No. GE might be able to issue a bond with lower yield than, say, a company from China with no previous records of its presence in the U.S. markets. A bond price not only contains the risk of default, but also encompasses the servicability of the bond by the issuer with a specific stream of income, location of main business, any specific terms and conditions in the prospectus, e.g.callable or not, insurances against default, etc.

Else for the same payoff, why would you take a higher risk? The payoff of a higher risk (not only default, but term structure, e.g. 5 years or 10 years, coupon payments) bond is more, to compensate for the extra risk it entails for the bondholder. The yield of a high risk bond will always be higher than a bond with lower risk.

If you travel back in time, to 2011-2012, you would see the yields on Greek bonds were in the range of 25-30%, to reflect the high risk of a Greek default. Some hedge funds made a killing by buying Greek bonds during the eurozone crisis.

If you go through the Efficient frontier theory, your argument is a counter statement to it. Same with individual bonds, or a portfolio of bonds. You always want to be compensated for the risk you take. The higher the risk, the higher the compensation, and vice versa.

When investors buy the bond at this price, they are essentially buying a "risk free" bond [...]

Logically yes, but no it isn't, and you shouldn't make that assumption.
───
Reproduce word for word the part of the bond risk and yield text starting with "When investors buy" and going on through "make that assumption.".

■ Available data:
───
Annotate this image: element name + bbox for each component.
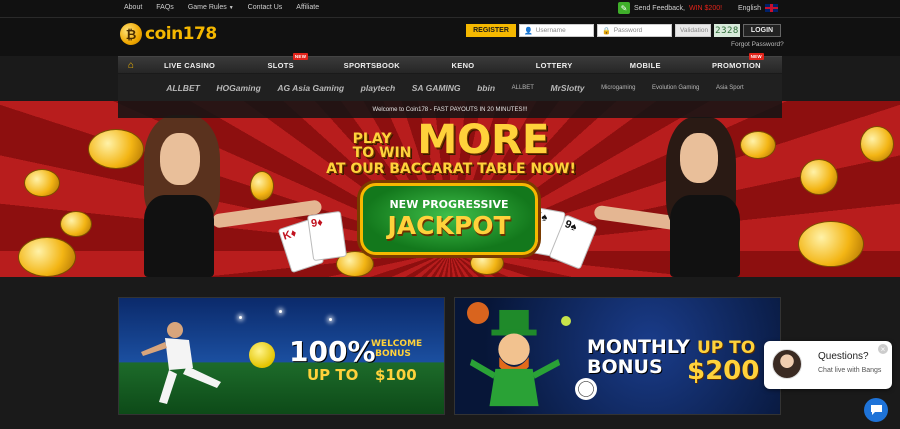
───
■ Solution to the exercise:
When investors buy the bond at this price, they are essentially buying a "risk free" bond [...]

Logically yes, but no it isn't, and you shouldn't make that assumption.